**Supplied data**
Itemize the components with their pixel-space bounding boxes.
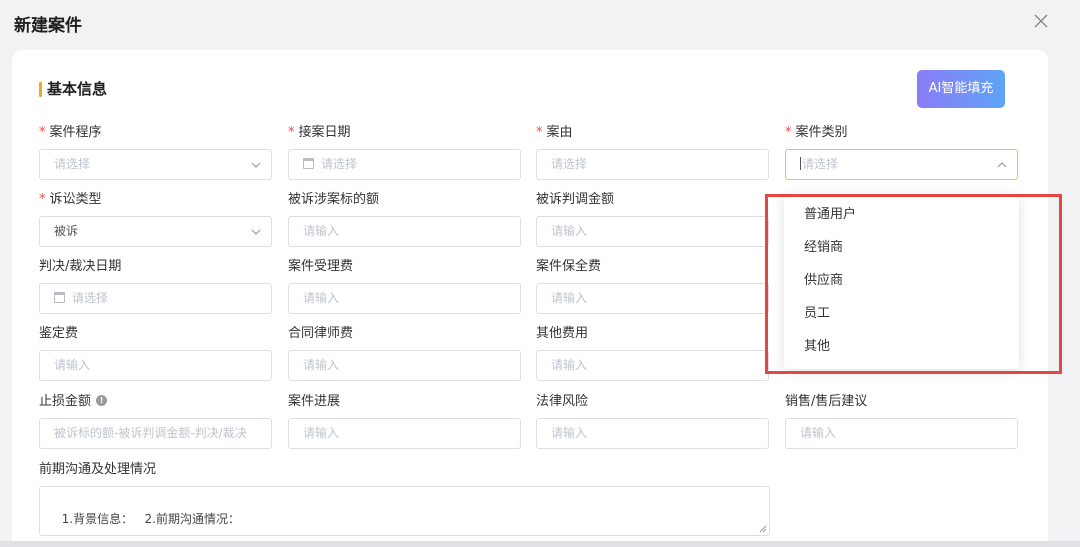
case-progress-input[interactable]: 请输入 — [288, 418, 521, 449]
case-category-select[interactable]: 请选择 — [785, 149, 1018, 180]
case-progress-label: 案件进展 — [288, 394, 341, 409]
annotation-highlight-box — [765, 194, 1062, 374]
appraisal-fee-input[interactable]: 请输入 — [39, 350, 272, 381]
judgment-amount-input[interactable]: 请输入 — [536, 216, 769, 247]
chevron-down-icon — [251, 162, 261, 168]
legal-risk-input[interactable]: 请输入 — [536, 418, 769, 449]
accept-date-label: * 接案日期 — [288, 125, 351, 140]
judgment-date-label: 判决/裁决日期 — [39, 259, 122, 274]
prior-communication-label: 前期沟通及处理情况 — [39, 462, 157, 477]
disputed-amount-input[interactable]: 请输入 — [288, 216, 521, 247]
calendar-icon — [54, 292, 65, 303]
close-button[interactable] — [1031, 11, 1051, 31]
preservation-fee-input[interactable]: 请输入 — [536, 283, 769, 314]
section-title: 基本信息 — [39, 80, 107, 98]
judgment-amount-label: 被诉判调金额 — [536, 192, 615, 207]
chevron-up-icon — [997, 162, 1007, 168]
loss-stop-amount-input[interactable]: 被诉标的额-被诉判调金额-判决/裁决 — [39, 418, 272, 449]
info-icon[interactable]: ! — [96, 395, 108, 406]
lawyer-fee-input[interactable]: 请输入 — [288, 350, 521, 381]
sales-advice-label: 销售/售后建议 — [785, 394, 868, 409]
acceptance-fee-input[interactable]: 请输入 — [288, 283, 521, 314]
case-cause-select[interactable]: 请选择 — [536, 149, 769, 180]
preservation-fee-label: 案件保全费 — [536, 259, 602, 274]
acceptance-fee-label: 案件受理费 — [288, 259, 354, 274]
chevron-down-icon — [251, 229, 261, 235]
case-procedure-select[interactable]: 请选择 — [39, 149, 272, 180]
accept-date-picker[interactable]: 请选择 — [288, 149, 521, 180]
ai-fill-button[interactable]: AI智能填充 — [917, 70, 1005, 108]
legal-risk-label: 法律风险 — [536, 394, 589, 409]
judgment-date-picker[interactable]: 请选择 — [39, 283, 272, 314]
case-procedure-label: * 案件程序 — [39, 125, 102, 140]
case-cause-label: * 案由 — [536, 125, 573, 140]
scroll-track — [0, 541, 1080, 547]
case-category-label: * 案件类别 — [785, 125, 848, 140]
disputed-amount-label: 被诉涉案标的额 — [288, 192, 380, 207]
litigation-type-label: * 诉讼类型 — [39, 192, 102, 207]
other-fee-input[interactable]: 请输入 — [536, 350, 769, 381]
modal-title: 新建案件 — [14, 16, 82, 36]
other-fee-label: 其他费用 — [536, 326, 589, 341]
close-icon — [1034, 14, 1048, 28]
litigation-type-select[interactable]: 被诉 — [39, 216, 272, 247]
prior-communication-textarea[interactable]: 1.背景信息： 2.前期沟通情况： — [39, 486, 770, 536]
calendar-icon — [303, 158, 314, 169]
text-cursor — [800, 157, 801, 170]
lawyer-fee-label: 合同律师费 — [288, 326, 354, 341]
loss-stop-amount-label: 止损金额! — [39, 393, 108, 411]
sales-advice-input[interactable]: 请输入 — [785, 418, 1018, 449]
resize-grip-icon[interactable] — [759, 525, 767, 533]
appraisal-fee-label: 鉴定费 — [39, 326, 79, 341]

**Required work**
Output verbatim the lines of the material that open with the line containing "case-progress-input[interactable]: 请输入 —" and close with the line containing "prior-communication-label: 前期沟通及处理情况 —", both included.

**The output**
case-progress-input[interactable]: 请输入 — [288, 418, 521, 449]
case-category-select[interactable]: 请选择 — [785, 149, 1018, 180]
case-progress-label: 案件进展 — [288, 394, 341, 409]
annotation-highlight-box — [765, 194, 1062, 374]
appraisal-fee-input[interactable]: 请输入 — [39, 350, 272, 381]
judgment-amount-input[interactable]: 请输入 — [536, 216, 769, 247]
chevron-down-icon — [251, 162, 261, 168]
legal-risk-input[interactable]: 请输入 — [536, 418, 769, 449]
accept-date-label: * 接案日期 — [288, 125, 351, 140]
judgment-date-label: 判决/裁决日期 — [39, 259, 122, 274]
prior-communication-label: 前期沟通及处理情况 — [39, 462, 157, 477]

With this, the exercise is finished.